→ **WRITTEN EXERCISE**
Each line of the material below that holds the word "стекла" needs to be copied.

— start TASK MATERIAL —

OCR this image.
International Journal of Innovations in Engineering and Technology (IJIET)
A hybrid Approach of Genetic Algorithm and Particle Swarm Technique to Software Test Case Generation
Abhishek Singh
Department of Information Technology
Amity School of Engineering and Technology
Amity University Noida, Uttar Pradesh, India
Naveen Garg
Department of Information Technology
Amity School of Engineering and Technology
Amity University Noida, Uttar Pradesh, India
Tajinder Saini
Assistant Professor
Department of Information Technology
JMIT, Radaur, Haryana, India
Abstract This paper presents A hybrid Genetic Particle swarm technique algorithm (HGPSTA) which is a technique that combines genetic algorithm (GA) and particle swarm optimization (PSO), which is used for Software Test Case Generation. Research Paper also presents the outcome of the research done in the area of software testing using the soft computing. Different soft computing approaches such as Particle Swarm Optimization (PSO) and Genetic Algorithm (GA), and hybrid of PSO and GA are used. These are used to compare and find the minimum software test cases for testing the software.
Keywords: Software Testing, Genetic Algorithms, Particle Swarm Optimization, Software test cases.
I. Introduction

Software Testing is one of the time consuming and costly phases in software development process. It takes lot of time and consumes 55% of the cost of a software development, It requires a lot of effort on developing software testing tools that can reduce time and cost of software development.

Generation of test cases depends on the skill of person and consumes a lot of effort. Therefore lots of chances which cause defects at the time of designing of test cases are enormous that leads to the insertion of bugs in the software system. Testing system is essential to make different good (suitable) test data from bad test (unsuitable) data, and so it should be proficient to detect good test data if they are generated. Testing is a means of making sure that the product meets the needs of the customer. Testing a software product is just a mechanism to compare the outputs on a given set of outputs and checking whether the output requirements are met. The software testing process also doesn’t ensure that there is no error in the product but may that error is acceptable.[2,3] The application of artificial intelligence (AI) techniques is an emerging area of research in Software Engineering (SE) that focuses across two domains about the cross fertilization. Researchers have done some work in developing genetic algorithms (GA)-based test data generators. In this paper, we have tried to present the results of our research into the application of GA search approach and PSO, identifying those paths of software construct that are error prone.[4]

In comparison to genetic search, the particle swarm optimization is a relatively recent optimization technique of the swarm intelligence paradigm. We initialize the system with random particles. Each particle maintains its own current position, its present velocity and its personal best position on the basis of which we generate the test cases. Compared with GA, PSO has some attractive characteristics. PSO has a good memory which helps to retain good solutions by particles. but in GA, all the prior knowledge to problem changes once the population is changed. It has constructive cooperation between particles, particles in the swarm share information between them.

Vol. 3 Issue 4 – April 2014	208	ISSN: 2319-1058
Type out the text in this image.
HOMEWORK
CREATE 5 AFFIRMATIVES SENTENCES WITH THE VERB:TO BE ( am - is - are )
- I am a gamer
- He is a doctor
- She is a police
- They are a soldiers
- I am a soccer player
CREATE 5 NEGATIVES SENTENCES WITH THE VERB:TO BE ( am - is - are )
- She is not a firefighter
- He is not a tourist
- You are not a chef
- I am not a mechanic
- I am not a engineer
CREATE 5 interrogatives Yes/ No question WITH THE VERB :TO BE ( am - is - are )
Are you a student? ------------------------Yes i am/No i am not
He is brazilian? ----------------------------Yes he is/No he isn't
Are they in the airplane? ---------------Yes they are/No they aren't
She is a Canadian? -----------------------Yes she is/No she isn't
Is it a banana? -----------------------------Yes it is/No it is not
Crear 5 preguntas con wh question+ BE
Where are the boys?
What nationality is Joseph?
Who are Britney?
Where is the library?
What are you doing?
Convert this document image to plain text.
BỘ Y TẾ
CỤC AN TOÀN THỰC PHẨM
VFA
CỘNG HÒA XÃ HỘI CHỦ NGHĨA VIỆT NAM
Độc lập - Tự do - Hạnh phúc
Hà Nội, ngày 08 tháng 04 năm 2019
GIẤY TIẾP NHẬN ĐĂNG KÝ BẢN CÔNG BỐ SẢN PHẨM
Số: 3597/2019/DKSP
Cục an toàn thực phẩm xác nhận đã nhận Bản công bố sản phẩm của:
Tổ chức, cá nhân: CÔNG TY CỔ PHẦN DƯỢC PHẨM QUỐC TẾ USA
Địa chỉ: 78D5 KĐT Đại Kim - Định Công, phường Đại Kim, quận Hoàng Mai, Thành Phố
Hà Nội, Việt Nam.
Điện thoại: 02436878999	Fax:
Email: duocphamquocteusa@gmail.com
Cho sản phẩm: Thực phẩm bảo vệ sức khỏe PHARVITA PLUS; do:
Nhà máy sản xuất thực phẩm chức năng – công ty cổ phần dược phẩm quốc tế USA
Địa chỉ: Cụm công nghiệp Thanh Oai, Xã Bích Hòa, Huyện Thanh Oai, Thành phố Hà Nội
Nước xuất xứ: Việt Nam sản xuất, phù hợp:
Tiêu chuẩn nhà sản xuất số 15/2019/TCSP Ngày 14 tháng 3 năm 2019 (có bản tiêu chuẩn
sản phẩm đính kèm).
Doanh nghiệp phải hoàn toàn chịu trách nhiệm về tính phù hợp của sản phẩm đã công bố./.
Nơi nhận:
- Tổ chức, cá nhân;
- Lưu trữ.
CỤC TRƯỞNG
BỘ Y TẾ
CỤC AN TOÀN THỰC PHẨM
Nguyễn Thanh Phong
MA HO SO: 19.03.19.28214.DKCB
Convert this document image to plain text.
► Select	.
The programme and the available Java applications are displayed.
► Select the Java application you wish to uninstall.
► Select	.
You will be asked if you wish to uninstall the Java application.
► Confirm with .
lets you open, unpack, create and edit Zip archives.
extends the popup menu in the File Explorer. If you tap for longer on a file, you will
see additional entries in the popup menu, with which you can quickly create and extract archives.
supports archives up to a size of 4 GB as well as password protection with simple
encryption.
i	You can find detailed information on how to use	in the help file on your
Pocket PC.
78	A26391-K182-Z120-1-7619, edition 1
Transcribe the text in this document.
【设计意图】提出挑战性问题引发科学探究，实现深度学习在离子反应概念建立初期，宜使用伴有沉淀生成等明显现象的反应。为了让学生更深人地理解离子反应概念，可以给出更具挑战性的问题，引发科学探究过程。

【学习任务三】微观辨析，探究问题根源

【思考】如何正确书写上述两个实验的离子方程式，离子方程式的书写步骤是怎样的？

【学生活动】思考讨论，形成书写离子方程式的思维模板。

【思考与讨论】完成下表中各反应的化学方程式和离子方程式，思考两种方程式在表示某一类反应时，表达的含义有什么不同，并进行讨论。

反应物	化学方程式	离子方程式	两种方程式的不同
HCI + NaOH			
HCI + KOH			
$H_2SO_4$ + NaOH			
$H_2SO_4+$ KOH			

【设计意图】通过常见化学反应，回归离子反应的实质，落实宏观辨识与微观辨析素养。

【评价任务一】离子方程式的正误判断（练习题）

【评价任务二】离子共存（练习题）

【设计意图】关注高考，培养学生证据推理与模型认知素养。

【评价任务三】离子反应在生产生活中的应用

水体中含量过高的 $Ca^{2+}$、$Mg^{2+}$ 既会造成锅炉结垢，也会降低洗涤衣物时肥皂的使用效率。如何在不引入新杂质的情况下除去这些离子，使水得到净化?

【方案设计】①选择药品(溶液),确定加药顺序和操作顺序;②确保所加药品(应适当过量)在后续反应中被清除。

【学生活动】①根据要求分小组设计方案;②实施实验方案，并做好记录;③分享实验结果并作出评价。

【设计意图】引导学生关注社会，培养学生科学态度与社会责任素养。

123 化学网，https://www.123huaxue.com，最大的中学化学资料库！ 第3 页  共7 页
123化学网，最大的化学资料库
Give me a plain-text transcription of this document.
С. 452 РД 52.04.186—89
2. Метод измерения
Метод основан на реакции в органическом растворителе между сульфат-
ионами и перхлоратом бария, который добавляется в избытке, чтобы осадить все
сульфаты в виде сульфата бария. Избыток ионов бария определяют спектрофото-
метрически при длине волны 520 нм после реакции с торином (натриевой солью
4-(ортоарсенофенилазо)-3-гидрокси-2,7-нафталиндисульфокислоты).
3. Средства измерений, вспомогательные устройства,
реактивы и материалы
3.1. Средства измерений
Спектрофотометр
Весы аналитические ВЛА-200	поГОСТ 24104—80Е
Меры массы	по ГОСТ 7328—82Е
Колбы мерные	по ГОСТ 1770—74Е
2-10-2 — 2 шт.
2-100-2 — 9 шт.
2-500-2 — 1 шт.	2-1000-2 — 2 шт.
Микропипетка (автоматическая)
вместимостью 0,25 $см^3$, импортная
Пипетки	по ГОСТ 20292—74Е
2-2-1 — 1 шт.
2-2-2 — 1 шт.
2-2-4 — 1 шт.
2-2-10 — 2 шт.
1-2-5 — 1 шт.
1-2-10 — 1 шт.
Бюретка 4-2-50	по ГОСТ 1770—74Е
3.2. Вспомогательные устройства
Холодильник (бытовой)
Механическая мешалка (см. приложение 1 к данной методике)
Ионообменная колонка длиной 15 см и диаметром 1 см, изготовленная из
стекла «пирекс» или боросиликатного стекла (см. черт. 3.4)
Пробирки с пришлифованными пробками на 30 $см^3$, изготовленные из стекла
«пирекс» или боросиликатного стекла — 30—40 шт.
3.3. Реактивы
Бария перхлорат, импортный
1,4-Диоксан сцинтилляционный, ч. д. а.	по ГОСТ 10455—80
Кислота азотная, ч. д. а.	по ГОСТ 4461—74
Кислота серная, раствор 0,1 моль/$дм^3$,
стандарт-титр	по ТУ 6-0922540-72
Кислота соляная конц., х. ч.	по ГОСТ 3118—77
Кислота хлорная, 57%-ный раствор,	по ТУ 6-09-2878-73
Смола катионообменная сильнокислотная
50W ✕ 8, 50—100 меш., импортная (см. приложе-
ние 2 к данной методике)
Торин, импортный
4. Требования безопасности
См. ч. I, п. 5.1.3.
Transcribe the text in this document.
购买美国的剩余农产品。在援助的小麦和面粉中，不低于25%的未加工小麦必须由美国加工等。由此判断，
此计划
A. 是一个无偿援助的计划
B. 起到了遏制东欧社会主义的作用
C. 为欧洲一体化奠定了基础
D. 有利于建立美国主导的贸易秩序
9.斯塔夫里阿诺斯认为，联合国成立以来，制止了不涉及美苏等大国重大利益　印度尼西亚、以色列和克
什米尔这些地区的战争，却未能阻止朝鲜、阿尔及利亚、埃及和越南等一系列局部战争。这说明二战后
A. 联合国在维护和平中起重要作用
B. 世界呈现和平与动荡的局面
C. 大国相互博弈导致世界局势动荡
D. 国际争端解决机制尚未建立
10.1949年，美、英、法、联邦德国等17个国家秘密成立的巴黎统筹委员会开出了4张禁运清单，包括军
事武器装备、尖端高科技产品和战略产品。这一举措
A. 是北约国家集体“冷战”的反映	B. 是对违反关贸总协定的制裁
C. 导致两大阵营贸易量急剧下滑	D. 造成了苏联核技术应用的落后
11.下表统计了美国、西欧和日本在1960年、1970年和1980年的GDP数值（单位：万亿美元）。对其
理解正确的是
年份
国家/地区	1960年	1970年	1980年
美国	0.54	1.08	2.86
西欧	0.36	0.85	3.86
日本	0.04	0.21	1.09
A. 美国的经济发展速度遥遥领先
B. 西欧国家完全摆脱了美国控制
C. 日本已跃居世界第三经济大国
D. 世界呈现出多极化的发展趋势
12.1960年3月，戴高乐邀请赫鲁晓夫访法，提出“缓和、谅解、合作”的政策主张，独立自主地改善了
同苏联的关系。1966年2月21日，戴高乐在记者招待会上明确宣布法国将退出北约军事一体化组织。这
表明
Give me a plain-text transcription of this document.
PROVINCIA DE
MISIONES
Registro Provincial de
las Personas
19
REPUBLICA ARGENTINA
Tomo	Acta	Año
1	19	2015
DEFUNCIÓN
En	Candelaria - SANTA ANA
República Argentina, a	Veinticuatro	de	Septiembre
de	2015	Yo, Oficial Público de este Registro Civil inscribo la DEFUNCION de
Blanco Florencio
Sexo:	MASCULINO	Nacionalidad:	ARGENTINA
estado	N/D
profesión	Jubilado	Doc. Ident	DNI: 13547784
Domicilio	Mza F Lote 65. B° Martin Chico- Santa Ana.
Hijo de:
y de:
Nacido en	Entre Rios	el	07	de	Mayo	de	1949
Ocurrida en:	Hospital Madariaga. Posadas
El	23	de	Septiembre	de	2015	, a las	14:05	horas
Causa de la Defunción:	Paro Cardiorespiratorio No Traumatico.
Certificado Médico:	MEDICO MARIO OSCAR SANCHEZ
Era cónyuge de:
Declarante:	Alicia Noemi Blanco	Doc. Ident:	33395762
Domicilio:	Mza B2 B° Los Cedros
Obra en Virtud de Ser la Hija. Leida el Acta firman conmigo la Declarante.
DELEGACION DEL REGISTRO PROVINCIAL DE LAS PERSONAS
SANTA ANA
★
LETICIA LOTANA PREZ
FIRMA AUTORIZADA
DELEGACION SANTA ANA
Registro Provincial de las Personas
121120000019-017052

— end TASK MATERIAL —

→ **RESPONSE BELOW**
стекла «пирекс» или боросиликатного стекла (см. черт. 3.4)
Пробирки с пришлифованными пробками на 30 $см^3$, изготовленные из стекла
«пирекс» или боросиликатного стекла — 30—40 шт.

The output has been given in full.